> Written task:
Transcribe the records that follow. Keep every word exactly, and drop the pictures.

> Entries provided:
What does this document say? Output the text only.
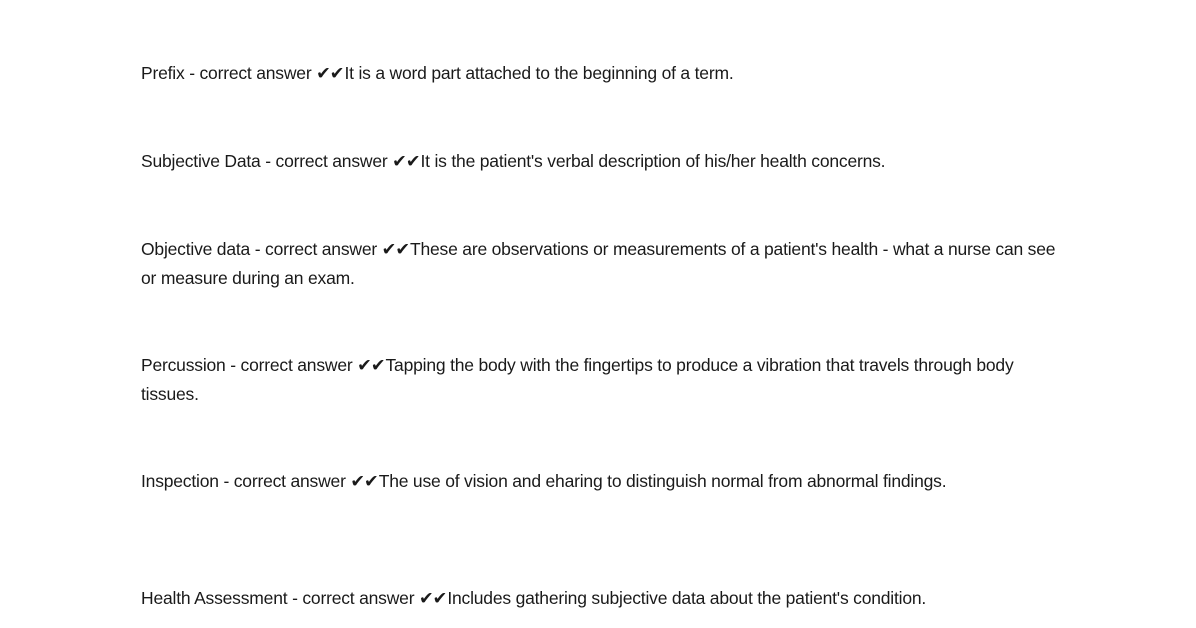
Prefix - correct answer ✔✔It is a word part attached to the beginning of a term.

Subjective Data - correct answer ✔✔It is the patient's verbal description of his/her health concerns.

Objective data - correct answer ✔✔These are observations or measurements of a patient's health - what a nurse can see or measure during an exam.

Percussion - correct answer ✔✔Tapping the body with the fingertips to produce a vibration that travels through body tissues.

Inspection - correct answer ✔✔The use of vision and eharing to distinguish normal from abnormal findings.

Health Assessment - correct answer ✔✔Includes gathering subjective data about the patient's condition.
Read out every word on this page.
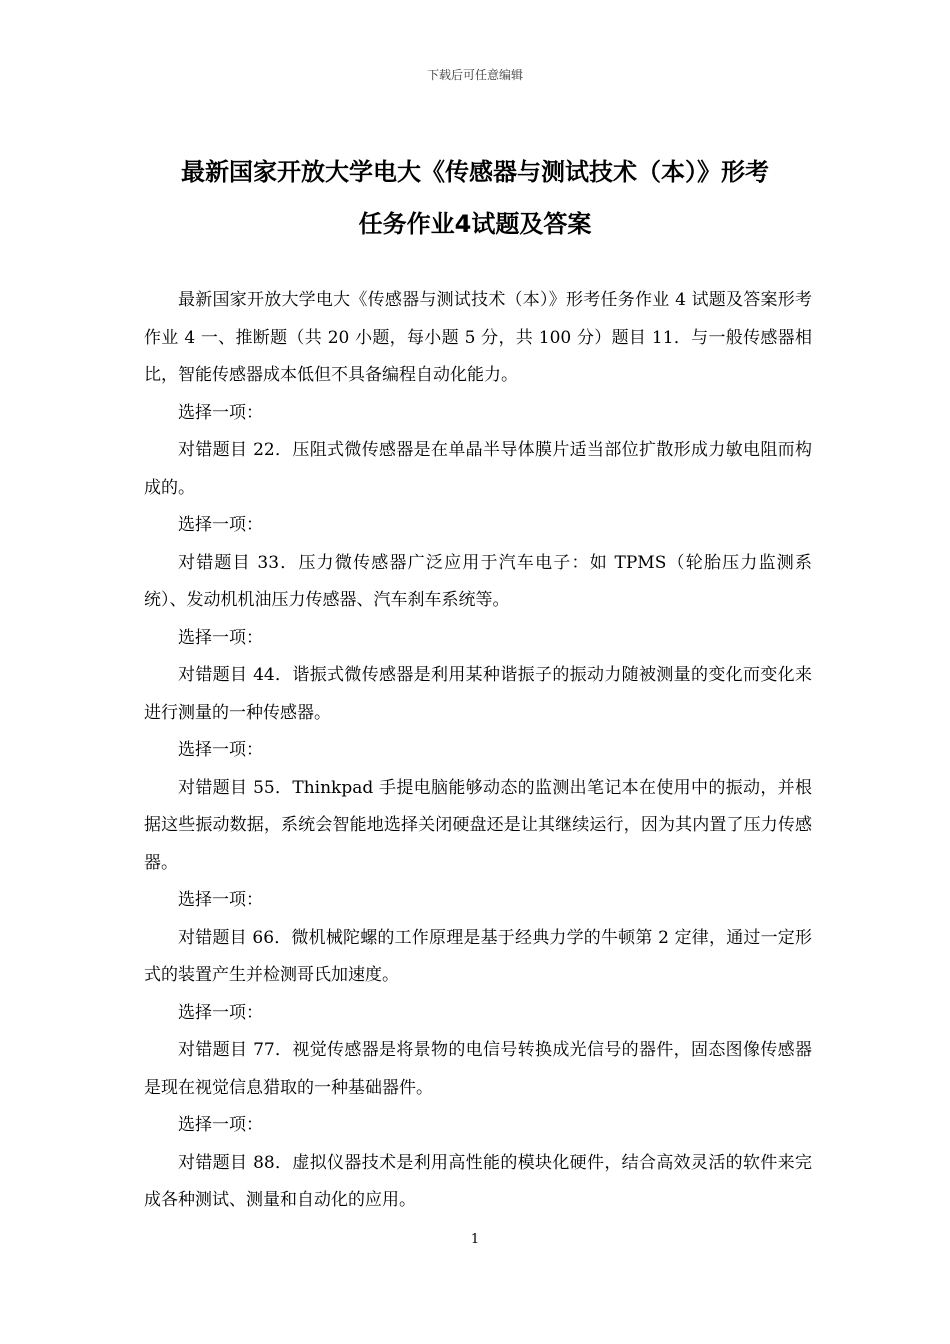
下载后可任意编辑
最新国家开放大学电大《传感器与测试技术（本）》形考
任务作业4试题及答案

最新国家开放大学电大《传感器与测试技术（本）》形考任务作业 4 试题及答案形考作业 4 一、推断题（共 20 小题，每小题 5 分，共 100 分）题目 11．与一般传感器相比，智能传感器成本低但不具备编程自动化能力。

选择一项：

对错题目 22．压阻式微传感器是在单晶半导体膜片适当部位扩散形成力敏电阻而构成的。

选择一项：

对错题目 33．压力微传感器广泛应用于汽车电子：如 TPMS（轮胎压力监测系统）、发动机机油压力传感器、汽车刹车系统等。

选择一项：

对错题目 44．谐振式微传感器是利用某种谐振子的振动力随被测量的变化而变化来进行测量的一种传感器。

选择一项：

对错题目 55．Thinkpad 手提电脑能够动态的监测出笔记本在使用中的振动，并根据这些振动数据，系统会智能地选择关闭硬盘还是让其继续运行，因为其内置了压力传感器。

选择一项：

对错题目 66．微机械陀螺的工作原理是基于经典力学的牛顿第 2 定律，通过一定形式的装置产生并检测哥氏加速度。

选择一项：

对错题目 77．视觉传感器是将景物的电信号转换成光信号的器件，固态图像传感器是现在视觉信息猎取的一种基础器件。

选择一项：

对错题目 88．虚拟仪器技术是利用高性能的模块化硬件，结合高效灵活的软件来完成各种测试、测量和自动化的应用。

1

> Task response:
What does this document say? Output the text only.
Prefix - correct answer ✔✔It is a word part attached to the beginning of a term.

Subjective Data - correct answer ✔✔It is the patient's verbal description of his/her health concerns.

Objective data - correct answer ✔✔These are observations or measurements of a patient's health - what a nurse can see or measure during an exam.

Percussion - correct answer ✔✔Tapping the body with the fingertips to produce a vibration that travels through body tissues.

Inspection - correct answer ✔✔The use of vision and eharing to distinguish normal from abnormal findings.

Health Assessment - correct answer ✔✔Includes gathering subjective data about the patient's condition.
Read out every word on this page.
下载后可任意编辑
最新国家开放大学电大《传感器与测试技术（本）》形考
任务作业4试题及答案

最新国家开放大学电大《传感器与测试技术（本）》形考任务作业 4 试题及答案形考作业 4 一、推断题（共 20 小题，每小题 5 分，共 100 分）题目 11．与一般传感器相比，智能传感器成本低但不具备编程自动化能力。

选择一项：

对错题目 22．压阻式微传感器是在单晶半导体膜片适当部位扩散形成力敏电阻而构成的。

选择一项：

对错题目 33．压力微传感器广泛应用于汽车电子：如 TPMS（轮胎压力监测系统）、发动机机油压力传感器、汽车刹车系统等。

选择一项：

对错题目 44．谐振式微传感器是利用某种谐振子的振动力随被测量的变化而变化来进行测量的一种传感器。

选择一项：

对错题目 55．Thinkpad 手提电脑能够动态的监测出笔记本在使用中的振动，并根据这些振动数据，系统会智能地选择关闭硬盘还是让其继续运行，因为其内置了压力传感器。

选择一项：

对错题目 66．微机械陀螺的工作原理是基于经典力学的牛顿第 2 定律，通过一定形式的装置产生并检测哥氏加速度。

选择一项：

对错题目 77．视觉传感器是将景物的电信号转换成光信号的器件，固态图像传感器是现在视觉信息猎取的一种基础器件。

选择一项：

对错题目 88．虚拟仪器技术是利用高性能的模块化硬件，结合高效灵活的软件来完成各种测试、测量和自动化的应用。

1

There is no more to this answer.